Records about charts and figures
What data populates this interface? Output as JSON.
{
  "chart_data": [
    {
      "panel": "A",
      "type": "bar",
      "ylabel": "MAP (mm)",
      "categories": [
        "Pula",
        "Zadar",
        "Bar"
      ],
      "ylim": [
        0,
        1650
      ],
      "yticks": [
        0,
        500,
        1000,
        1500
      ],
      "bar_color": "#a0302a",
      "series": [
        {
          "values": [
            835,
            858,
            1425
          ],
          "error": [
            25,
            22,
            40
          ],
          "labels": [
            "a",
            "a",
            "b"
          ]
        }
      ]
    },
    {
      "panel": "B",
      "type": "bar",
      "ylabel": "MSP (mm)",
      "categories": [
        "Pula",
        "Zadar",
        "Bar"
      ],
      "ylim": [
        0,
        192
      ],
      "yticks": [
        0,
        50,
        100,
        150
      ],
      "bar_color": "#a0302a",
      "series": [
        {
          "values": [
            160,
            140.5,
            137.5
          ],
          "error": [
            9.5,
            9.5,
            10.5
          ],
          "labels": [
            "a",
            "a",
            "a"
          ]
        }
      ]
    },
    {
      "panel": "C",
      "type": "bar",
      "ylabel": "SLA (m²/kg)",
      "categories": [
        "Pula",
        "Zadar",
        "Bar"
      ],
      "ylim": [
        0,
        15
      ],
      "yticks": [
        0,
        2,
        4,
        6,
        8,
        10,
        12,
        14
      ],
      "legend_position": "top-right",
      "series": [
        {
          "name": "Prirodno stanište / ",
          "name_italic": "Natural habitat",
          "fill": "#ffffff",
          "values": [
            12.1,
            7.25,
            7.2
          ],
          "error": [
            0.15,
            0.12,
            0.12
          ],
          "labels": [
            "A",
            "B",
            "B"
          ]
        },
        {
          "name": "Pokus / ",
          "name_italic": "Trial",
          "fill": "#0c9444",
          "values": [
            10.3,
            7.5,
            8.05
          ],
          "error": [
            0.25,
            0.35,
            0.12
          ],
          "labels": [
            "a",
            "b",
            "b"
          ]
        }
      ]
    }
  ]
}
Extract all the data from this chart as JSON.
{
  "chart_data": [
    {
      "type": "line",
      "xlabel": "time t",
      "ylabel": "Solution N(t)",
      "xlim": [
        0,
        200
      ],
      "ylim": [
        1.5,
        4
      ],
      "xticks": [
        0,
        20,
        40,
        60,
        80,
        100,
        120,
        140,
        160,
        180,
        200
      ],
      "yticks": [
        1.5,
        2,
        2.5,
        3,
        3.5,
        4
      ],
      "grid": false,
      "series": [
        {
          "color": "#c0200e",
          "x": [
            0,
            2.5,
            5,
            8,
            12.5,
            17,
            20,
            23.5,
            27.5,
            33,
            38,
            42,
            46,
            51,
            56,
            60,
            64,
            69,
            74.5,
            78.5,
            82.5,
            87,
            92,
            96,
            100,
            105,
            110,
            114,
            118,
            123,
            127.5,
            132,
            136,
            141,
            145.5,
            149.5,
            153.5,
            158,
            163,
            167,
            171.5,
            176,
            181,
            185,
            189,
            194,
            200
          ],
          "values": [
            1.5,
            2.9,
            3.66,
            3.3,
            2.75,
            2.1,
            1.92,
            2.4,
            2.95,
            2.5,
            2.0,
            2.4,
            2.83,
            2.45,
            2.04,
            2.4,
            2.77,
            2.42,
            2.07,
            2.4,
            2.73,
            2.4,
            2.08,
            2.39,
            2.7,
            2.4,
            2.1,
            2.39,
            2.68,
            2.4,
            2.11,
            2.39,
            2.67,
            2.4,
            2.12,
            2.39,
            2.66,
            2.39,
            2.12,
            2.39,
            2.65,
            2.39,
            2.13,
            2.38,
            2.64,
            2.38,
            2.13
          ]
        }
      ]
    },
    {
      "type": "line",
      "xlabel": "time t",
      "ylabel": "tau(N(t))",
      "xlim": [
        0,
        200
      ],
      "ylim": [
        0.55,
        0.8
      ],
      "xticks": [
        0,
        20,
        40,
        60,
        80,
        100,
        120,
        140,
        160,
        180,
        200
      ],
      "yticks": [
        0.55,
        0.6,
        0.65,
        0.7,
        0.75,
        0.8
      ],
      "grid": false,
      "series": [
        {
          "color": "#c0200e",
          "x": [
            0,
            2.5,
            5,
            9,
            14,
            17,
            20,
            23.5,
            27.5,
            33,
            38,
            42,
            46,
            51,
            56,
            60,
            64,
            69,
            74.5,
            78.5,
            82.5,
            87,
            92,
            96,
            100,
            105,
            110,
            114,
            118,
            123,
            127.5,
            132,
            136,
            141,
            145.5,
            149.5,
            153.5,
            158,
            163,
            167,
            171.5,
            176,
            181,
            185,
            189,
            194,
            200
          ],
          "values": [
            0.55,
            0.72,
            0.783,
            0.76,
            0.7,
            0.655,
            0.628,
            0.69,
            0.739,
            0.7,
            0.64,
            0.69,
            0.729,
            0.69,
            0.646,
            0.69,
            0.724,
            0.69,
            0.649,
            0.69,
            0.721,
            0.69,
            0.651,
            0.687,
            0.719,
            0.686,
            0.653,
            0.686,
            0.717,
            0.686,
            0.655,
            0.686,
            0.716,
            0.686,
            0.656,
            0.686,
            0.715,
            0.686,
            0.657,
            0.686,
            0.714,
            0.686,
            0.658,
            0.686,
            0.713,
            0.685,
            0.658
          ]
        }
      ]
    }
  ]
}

== Exercise goal ==
For each line in the data above that contains the string "this", extract the line.

== Result ==
What data populates this interface? Output as JSON.
Extract all the data from this chart as JSON.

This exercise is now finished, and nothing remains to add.